**SET EXERCISE:** Lines that hold the word "name" should be located and copied.

**DATASET ROWS:**
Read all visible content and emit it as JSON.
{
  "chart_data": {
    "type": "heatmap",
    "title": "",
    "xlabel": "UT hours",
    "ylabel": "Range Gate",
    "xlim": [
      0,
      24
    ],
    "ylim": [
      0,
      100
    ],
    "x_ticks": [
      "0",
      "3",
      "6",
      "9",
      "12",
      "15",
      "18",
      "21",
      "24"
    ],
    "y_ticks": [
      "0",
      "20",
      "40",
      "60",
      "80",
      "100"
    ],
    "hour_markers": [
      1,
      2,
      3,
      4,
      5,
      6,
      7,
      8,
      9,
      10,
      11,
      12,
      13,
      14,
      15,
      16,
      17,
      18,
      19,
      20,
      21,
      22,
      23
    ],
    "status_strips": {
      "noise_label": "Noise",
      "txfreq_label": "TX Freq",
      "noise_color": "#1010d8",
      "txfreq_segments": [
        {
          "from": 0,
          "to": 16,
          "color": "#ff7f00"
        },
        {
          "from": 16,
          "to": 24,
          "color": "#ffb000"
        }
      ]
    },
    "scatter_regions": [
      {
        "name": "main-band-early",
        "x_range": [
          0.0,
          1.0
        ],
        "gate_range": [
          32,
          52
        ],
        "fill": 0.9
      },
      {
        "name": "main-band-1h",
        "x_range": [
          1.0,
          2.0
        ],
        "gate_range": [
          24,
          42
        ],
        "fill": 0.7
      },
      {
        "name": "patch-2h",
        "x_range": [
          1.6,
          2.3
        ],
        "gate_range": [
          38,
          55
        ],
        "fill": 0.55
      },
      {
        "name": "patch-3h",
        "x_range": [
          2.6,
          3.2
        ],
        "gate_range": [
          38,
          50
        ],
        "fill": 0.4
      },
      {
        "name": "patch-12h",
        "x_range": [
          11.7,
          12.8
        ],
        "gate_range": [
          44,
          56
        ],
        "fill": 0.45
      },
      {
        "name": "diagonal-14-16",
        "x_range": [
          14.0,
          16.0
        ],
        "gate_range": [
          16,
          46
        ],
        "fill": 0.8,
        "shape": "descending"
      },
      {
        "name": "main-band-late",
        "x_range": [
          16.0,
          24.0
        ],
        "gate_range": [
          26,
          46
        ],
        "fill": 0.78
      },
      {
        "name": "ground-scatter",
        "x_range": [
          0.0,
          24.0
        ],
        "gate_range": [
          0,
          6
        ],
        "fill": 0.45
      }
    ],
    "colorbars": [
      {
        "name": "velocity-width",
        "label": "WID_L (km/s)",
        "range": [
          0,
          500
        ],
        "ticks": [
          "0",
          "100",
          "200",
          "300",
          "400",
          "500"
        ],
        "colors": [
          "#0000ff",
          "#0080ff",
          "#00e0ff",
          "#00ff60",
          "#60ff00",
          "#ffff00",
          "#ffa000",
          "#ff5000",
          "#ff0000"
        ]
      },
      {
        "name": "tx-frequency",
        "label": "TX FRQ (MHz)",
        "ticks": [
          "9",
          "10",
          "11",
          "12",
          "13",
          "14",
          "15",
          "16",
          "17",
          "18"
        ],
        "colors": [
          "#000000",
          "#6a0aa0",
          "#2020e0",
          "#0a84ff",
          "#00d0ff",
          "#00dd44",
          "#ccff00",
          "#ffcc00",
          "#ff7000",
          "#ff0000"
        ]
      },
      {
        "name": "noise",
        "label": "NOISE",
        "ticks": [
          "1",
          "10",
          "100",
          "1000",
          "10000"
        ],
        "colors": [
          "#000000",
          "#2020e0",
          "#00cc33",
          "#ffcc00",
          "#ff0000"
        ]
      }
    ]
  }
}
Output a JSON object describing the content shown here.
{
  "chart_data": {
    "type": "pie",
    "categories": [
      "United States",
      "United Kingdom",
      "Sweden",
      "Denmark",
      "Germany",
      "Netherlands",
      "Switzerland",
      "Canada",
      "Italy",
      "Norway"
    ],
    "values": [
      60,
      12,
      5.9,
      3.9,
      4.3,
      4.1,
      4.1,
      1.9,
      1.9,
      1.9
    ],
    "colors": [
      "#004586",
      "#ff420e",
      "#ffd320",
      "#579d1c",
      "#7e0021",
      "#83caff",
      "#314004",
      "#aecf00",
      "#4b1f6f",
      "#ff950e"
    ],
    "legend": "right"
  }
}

**REPLY TO THE EXERCISE:**
        "name": "main-band-early",
        "name": "main-band-1h",
        "name": "patch-2h",
        "name": "patch-3h",
        "name": "patch-12h",
        "name": "diagonal-14-16",
        "name": "main-band-late",
        "name": "ground-scatter",
        "name": "velocity-width",
        "name": "tx-frequency",
        "name": "noise",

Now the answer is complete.